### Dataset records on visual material
— start —

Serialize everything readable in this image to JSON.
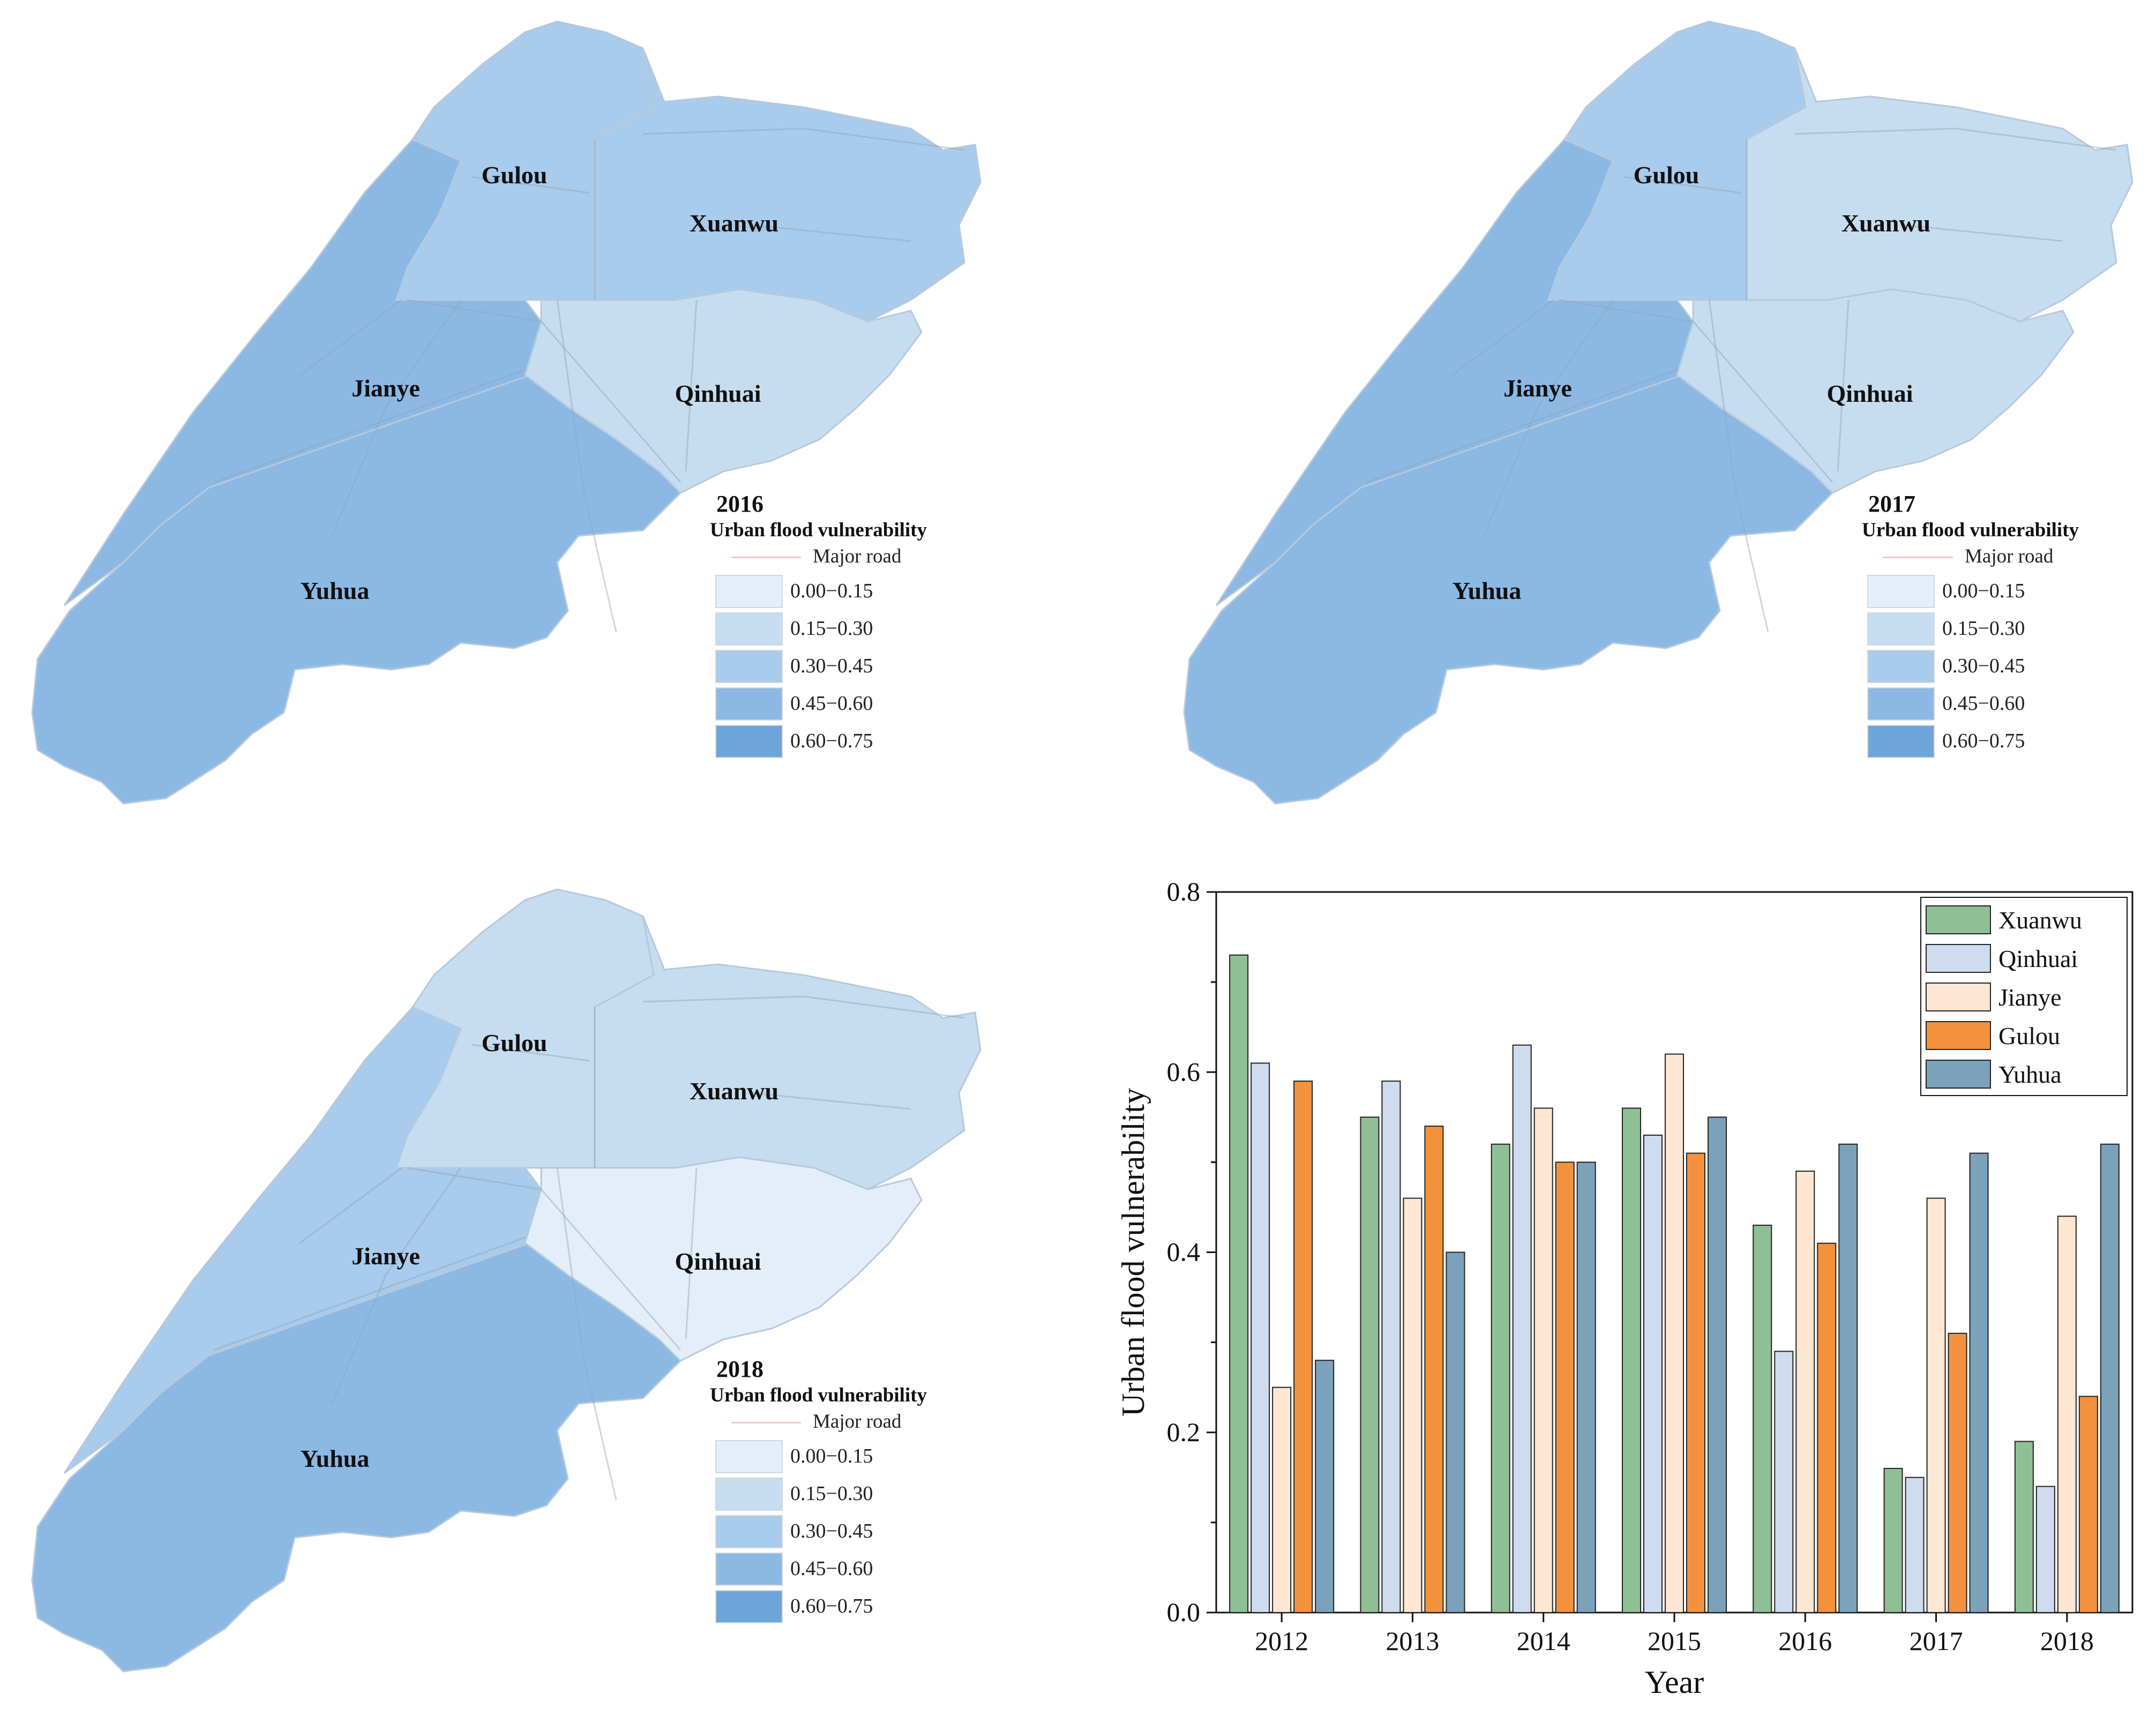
{
  "maps": [
    {
      "year": "2016",
      "legend_title": "Urban flood vulnerability",
      "road_label": "Major road",
      "districts": [
        {
          "name": "Gulou",
          "class": 2
        },
        {
          "name": "Xuanwu",
          "class": 2
        },
        {
          "name": "Jianye",
          "class": 3
        },
        {
          "name": "Qinhuai",
          "class": 1
        },
        {
          "name": "Yuhua",
          "class": 3
        }
      ]
    },
    {
      "year": "2017",
      "legend_title": "Urban flood vulnerability",
      "road_label": "Major road",
      "districts": [
        {
          "name": "Gulou",
          "class": 2
        },
        {
          "name": "Xuanwu",
          "class": 1
        },
        {
          "name": "Jianye",
          "class": 3
        },
        {
          "name": "Qinhuai",
          "class": 1
        },
        {
          "name": "Yuhua",
          "class": 3
        }
      ]
    },
    {
      "year": "2018",
      "legend_title": "Urban flood vulnerability",
      "road_label": "Major road",
      "districts": [
        {
          "name": "Gulou",
          "class": 1
        },
        {
          "name": "Xuanwu",
          "class": 1
        },
        {
          "name": "Jianye",
          "class": 2
        },
        {
          "name": "Qinhuai",
          "class": 0
        },
        {
          "name": "Yuhua",
          "class": 3
        }
      ]
    }
  ],
  "legend_classes": [
    {
      "label": "0.00−0.15",
      "color": "#e3eef9"
    },
    {
      "label": "0.15−0.30",
      "color": "#c6dcf0"
    },
    {
      "label": "0.30−0.45",
      "color": "#a9cbec"
    },
    {
      "label": "0.45−0.60",
      "color": "#8bb9e4"
    },
    {
      "label": "0.60−0.75",
      "color": "#6ea5d8"
    }
  ],
  "chart_data": {
    "type": "bar",
    "title": "",
    "xlabel": "Year",
    "ylabel": "Urban flood vulnerability",
    "ylim": [
      0.0,
      0.8
    ],
    "yticks": [
      "0.0",
      "0.2",
      "0.4",
      "0.6",
      "0.8"
    ],
    "categories": [
      "2012",
      "2013",
      "2014",
      "2015",
      "2016",
      "2017",
      "2018"
    ],
    "series": [
      {
        "name": "Xuanwu",
        "color": "#8fbf95",
        "values": [
          0.73,
          0.55,
          0.52,
          0.56,
          0.43,
          0.16,
          0.19
        ]
      },
      {
        "name": "Qinhuai",
        "color": "#cfdbee",
        "values": [
          0.61,
          0.59,
          0.63,
          0.53,
          0.29,
          0.15,
          0.14
        ]
      },
      {
        "name": "Jianye",
        "color": "#fde6d2",
        "values": [
          0.25,
          0.46,
          0.56,
          0.62,
          0.49,
          0.46,
          0.44
        ]
      },
      {
        "name": "Gulou",
        "color": "#f4913d",
        "values": [
          0.59,
          0.54,
          0.5,
          0.51,
          0.41,
          0.31,
          0.24
        ]
      },
      {
        "name": "Yuhua",
        "color": "#7ca1bb",
        "values": [
          0.28,
          0.4,
          0.5,
          0.55,
          0.52,
          0.51,
          0.52
        ]
      }
    ],
    "legend_position": "top-right"
  }
}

— end —

### Work to complete
Print the records above exactly as they stand, but leave out the pictures.

### Reply
Serialize everything readable in this image to JSON.
{
  "maps": [
    {
      "year": "2016",
      "legend_title": "Urban flood vulnerability",
      "road_label": "Major road",
      "districts": [
        {
          "name": "Gulou",
          "class": 2
        },
        {
          "name": "Xuanwu",
          "class": 2
        },
        {
          "name": "Jianye",
          "class": 3
        },
        {
          "name": "Qinhuai",
          "class": 1
        },
        {
          "name": "Yuhua",
          "class": 3
        }
      ]
    },
    {
      "year": "2017",
      "legend_title": "Urban flood vulnerability",
      "road_label": "Major road",
      "districts": [
        {
          "name": "Gulou",
          "class": 2
        },
        {
          "name": "Xuanwu",
          "class": 1
        },
        {
          "name": "Jianye",
          "class": 3
        },
        {
          "name": "Qinhuai",
          "class": 1
        },
        {
          "name": "Yuhua",
          "class": 3
        }
      ]
    },
    {
      "year": "2018",
      "legend_title": "Urban flood vulnerability",
      "road_label": "Major road",
      "districts": [
        {
          "name": "Gulou",
          "class": 1
        },
        {
          "name": "Xuanwu",
          "class": 1
        },
        {
          "name": "Jianye",
          "class": 2
        },
        {
          "name": "Qinhuai",
          "class": 0
        },
        {
          "name": "Yuhua",
          "class": 3
        }
      ]
    }
  ],
  "legend_classes": [
    {
      "label": "0.00−0.15",
      "color": "#e3eef9"
    },
    {
      "label": "0.15−0.30",
      "color": "#c6dcf0"
    },
    {
      "label": "0.30−0.45",
      "color": "#a9cbec"
    },
    {
      "label": "0.45−0.60",
      "color": "#8bb9e4"
    },
    {
      "label": "0.60−0.75",
      "color": "#6ea5d8"
    }
  ],
  "chart_data": {
    "type": "bar",
    "title": "",
    "xlabel": "Year",
    "ylabel": "Urban flood vulnerability",
    "ylim": [
      0.0,
      0.8
    ],
    "yticks": [
      "0.0",
      "0.2",
      "0.4",
      "0.6",
      "0.8"
    ],
    "categories": [
      "2012",
      "2013",
      "2014",
      "2015",
      "2016",
      "2017",
      "2018"
    ],
    "series": [
      {
        "name": "Xuanwu",
        "color": "#8fbf95",
        "values": [
          0.73,
          0.55,
          0.52,
          0.56,
          0.43,
          0.16,
          0.19
        ]
      },
      {
        "name": "Qinhuai",
        "color": "#cfdbee",
        "values": [
          0.61,
          0.59,
          0.63,
          0.53,
          0.29,
          0.15,
          0.14
        ]
      },
      {
        "name": "Jianye",
        "color": "#fde6d2",
        "values": [
          0.25,
          0.46,
          0.56,
          0.62,
          0.49,
          0.46,
          0.44
        ]
      },
      {
        "name": "Gulou",
        "color": "#f4913d",
        "values": [
          0.59,
          0.54,
          0.5,
          0.51,
          0.41,
          0.31,
          0.24
        ]
      },
      {
        "name": "Yuhua",
        "color": "#7ca1bb",
        "values": [
          0.28,
          0.4,
          0.5,
          0.55,
          0.52,
          0.51,
          0.52
        ]
      }
    ],
    "legend_position": "top-right"
  }
}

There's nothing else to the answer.